=== 読む文章 ===
「進ぬ!電波少年」・朋友チューヤン研究
この原稿は、僕が1998年に某週刊誌に書いたもの。チューヤンの秘密を大公開!


「香港の男は軟弱だから、チューヤンは絶対すぐ挫折すると思ったんですけどね」
 と、香港在住のある日本人OL。朋友のヒッチハイクの旅は、現地でも「城市追撃」という番組でオンエア中で、日本同様、大人気を呼んでいる。
 チューヤンの本名は謝昭仁、1972年8月4日生まれ。好きなタレントは稲森いずみで、食べ物はチキンカレー、香港チャーシューそしてポテトチップスがお気に入り。

「チューヤンはとてもエネルギッシュで頑張り屋さんでした。興味があることはどんどん資料を集めて勉強していましたね。
 デザインの方面では豊富なアイデアを持っていて、とても才能がありました」
 と話すのは、彼が専門学校卒業後にバイトしていたデザイン事務所ダブルエックスのスタッフ、ロレーヌさん。
 ダブルエックスは、香港で大人気のDJユニット硬軟天師の一人と、歌手のグラスホッパーが共同で設立した会社だ。
 彼はこの後、職を転々とし1994年に新城ラジオ、1996年に商業ラジオに入局するのだが、どうやらダブルエックス時代にDJに興味を持ったことは間違いない。

 現在でも籍だけは残してあるという商業ラジオでは、毎日「無字頭8910」という番組を担当していた。これは朝8時から10時までオンエアしているといった程度の意味で、番組名に特に深い意味はない。
 この番組で、チューヤンは街頭インタビューや視聴者参加型のゲームをとり仕切っていた。
「そのほか、怪しげなものの真実を暴露する、なんていう企画もあったようです」(ラジオ局関係者)
 怪しげなものとは、「神医」(どんな病気でも治せる医者)や「睇相」(予言者)といったもので、チューヤンは患者を装ってターゲットから診察を受け、その会話を録音してそのまま放送していたようだ。
「でも、メインDJというよりレポーターという感じで、出番は本当に少なかったみたい」(同)

 ある日、彼は雑誌で「電波少年」の出場者募集広告を発見する。「タダで旅行できるなんて、どうせこれも裏があるに違いない」と思い、テープを持ち込んで半信半疑のまま面接を受けたという。

=== 項目一覧 ===
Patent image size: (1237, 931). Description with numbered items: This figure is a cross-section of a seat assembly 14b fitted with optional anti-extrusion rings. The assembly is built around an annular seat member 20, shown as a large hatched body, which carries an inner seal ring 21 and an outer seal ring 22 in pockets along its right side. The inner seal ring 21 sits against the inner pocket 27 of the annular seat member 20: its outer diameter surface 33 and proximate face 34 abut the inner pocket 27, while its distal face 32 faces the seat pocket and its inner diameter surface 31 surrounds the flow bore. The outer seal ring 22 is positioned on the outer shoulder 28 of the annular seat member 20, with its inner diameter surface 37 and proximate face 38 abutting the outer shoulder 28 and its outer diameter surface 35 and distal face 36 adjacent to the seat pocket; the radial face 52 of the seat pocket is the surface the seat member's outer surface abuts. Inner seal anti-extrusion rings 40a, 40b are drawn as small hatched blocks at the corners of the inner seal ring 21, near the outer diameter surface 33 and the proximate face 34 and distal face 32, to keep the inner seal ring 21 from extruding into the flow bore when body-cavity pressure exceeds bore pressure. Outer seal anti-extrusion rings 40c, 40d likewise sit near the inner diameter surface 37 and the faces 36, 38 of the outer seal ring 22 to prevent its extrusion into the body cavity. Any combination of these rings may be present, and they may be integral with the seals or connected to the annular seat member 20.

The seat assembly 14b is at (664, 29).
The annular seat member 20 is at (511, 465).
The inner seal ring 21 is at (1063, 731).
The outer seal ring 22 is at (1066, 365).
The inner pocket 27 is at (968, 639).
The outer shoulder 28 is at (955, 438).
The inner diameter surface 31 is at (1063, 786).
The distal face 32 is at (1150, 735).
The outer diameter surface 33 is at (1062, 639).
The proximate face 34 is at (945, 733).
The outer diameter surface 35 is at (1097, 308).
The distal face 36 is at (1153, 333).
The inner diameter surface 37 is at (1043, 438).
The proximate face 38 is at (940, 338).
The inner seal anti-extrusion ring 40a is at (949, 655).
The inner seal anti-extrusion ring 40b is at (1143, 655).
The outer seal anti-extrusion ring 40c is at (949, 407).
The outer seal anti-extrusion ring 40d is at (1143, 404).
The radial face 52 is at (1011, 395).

=== 問題 ===
チューヤンについての文章を読み、次の1.〜3.が内容と合っているかどうかを「はい」か「いいえ」で答え、決め手になる文章中の言葉を引用してください。
1. チューヤンの好きなタレントは稲森いずみである。
2. 「無字頭8910」という番組名には深い意味がこめられている。
3. 商業ラジオでのチューヤンはメインDJで、出番が多かった。

=== 解答 ===
1. はい。「好きなタレントは稲森いずみ」
2. いいえ。「番組名に特に深い意味はない」
3. いいえ。「メインDJというよりレポーターという感じで、出番は本当に少なかったみたい」